* [Exercise instructions]
Pick out all lines in the listing holding the string "title" and copy them.

>> begin Data to process

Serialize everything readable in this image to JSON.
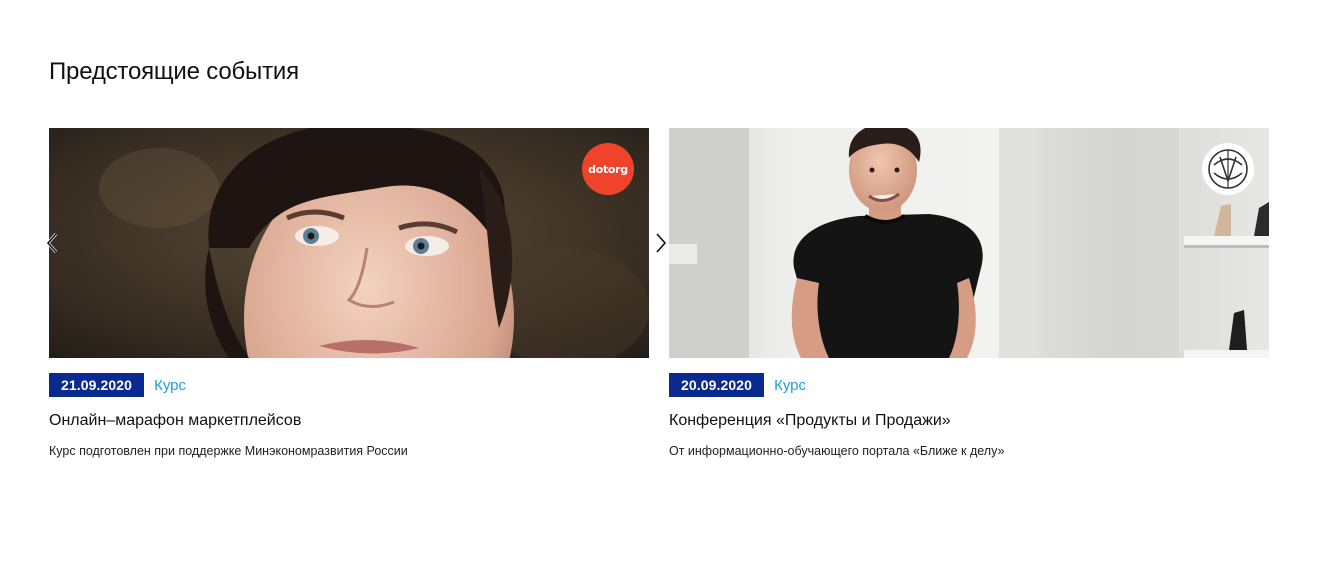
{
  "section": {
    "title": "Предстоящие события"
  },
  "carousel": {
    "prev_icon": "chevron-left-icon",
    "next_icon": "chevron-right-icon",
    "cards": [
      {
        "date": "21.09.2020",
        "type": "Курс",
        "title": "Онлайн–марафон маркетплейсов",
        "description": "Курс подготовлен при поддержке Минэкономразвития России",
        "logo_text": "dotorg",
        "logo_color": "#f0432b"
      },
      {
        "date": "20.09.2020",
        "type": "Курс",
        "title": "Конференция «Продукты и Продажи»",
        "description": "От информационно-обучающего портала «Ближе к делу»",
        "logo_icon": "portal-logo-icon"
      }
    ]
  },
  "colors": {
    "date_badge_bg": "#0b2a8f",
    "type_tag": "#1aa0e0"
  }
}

>> end Data to process

* [Worked answer]
    "title": "Предстоящие события"
        "title": "Онлайн–марафон маркетплейсов",
        "title": "Конференция «Продукты и Продажи»",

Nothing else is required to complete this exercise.